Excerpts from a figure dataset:
## Begin

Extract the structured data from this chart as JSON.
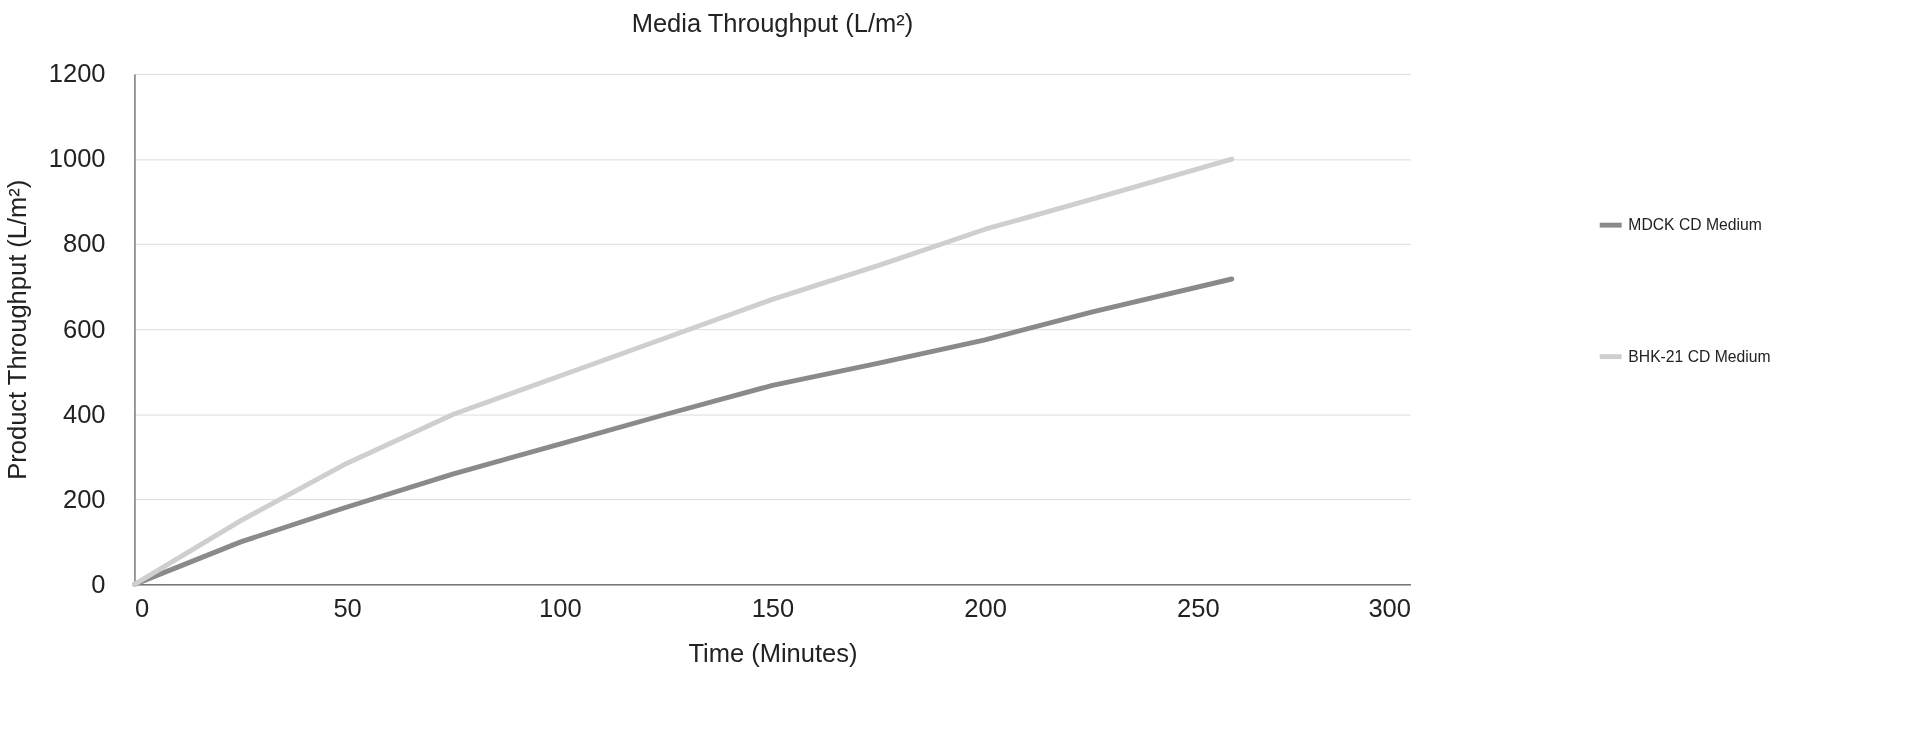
{
  "chart_data": {
    "type": "line",
    "title": "Media Throughput (L/m²)",
    "xlabel": "Time (Minutes)",
    "ylabel": "Product Throughput (L/m²)",
    "x": [
      0,
      25,
      50,
      75,
      100,
      125,
      150,
      175,
      200,
      225,
      258
    ],
    "series": [
      {
        "name": "MDCK CD Medium",
        "color": "#8a8a8d",
        "values": [
          0,
          100,
          182,
          260,
          330,
          400,
          468,
          520,
          575,
          640,
          718
        ]
      },
      {
        "name": "BHK-21 CD Medium",
        "color": "#cfcfcf",
        "values": [
          0,
          150,
          285,
          400,
          490,
          580,
          670,
          750,
          835,
          905,
          1000
        ]
      }
    ],
    "xlim": [
      0,
      300
    ],
    "xticks": [
      0,
      50,
      100,
      150,
      200,
      250,
      300
    ],
    "ylim": [
      0,
      1200
    ],
    "yticks": [
      0,
      200,
      400,
      600,
      800,
      1000,
      1200
    ],
    "grid": "y",
    "legend": "right",
    "marker": "none",
    "line_style": "solid"
  }
}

## End

Short problem:
Find the lines above that include the string "Throughput" and copy them.

Output:
    "title": "Media Throughput (L/m²)",
    "ylabel": "Product Throughput (L/m²)",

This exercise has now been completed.